--- start Records to use ---
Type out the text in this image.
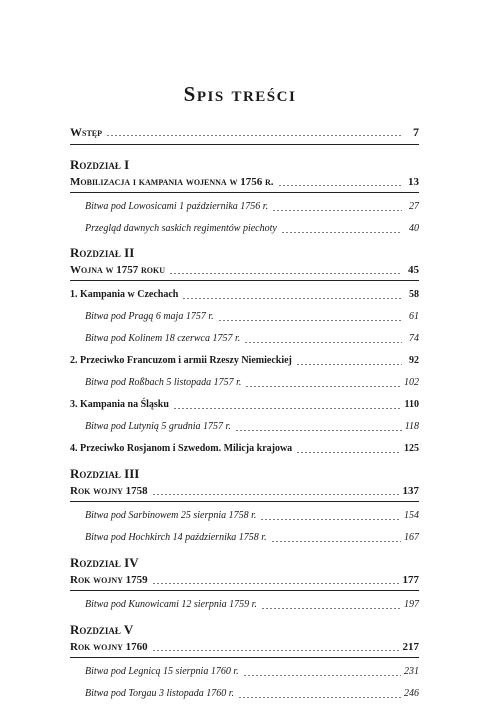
Spis treści
Wstęp	7
Rozdział I
Mobilizacja i kampania wojenna w 1756 r.	13
Bitwa pod Lowosicami 1 października 1756 r.	27
Przegląd dawnych saskich regimentów piechoty	40
Rozdział II
Wojna w 1757 roku	45
1. Kampania w Czechach	58
Bitwa pod Pragą 6 maja 1757 r.	61
Bitwa pod Kolinem 18 czerwca 1757 r.	74
2. Przeciwko Francuzom i armii Rzeszy Niemieckiej	92
Bitwa pod Roßbach 5 listopada 1757 r.	102
3. Kampania na Śląsku	110
Bitwa pod Lutynią 5 grudnia 1757 r.	118
4. Przeciwko Rosjanom i Szwedom. Milicja krajowa	125
Rozdział III
Rok wojny 1758	137
Bitwa pod Sarbinowem 25 sierpnia 1758 r.	154
Bitwa pod Hochkirch 14 października 1758 r.	167
Rozdział IV
Rok wojny 1759	177
Bitwa pod Kunowicami 12 sierpnia 1759 r.	197
Rozdział V
Rok wojny 1760	217
Bitwa pod Legnicą 15 sierpnia 1760 r.	231
Bitwa pod Torgau 3 listopada 1760 r.	246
--- end Records to use ---
Search the entries for the word "Rozdział" and gather every line where it appears.

Rozdział I
Rozdział II
Rozdział III
Rozdział IV
Rozdział V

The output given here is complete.